━━ Records for this task ━━

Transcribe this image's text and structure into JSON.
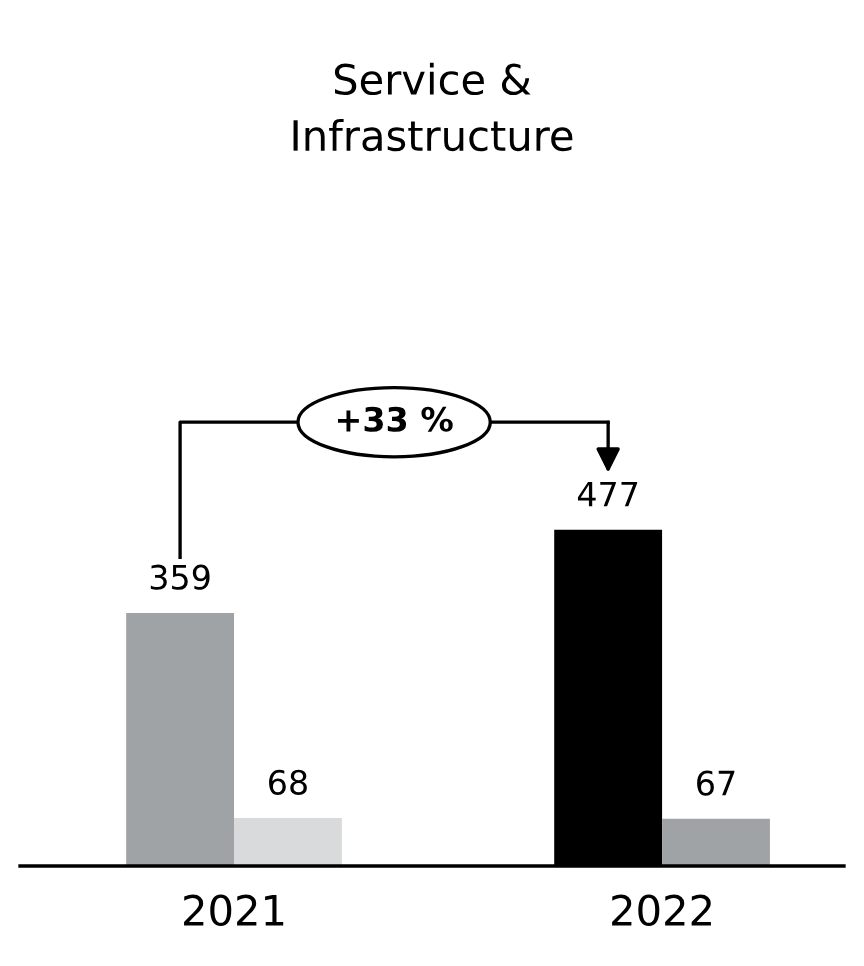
{
  "chart_data": {
    "type": "bar",
    "title": "Service &\nInfrastructure",
    "categories": [
      "2021",
      "2022"
    ],
    "series": [
      {
        "colors": [
          "#a0a3a6",
          "#000000"
        ],
        "values": [
          359,
          477
        ]
      },
      {
        "colors": [
          "#d9dadb",
          "#a0a3a6"
        ],
        "values": [
          68,
          67
        ]
      }
    ],
    "data_labels": true,
    "grid": false,
    "legend": false,
    "annotations": [
      "+33 %"
    ]
  }
}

━━━

All of the records need repeating exactly, except for the pictures.

### Output of the task:
Transcribe this image's text and structure into JSON.
{
  "chart_data": {
    "type": "bar",
    "title": "Service &\nInfrastructure",
    "categories": [
      "2021",
      "2022"
    ],
    "series": [
      {
        "colors": [
          "#a0a3a6",
          "#000000"
        ],
        "values": [
          359,
          477
        ]
      },
      {
        "colors": [
          "#d9dadb",
          "#a0a3a6"
        ],
        "values": [
          68,
          67
        ]
      }
    ],
    "data_labels": true,
    "grid": false,
    "legend": false,
    "annotations": [
      "+33 %"
    ]
  }
}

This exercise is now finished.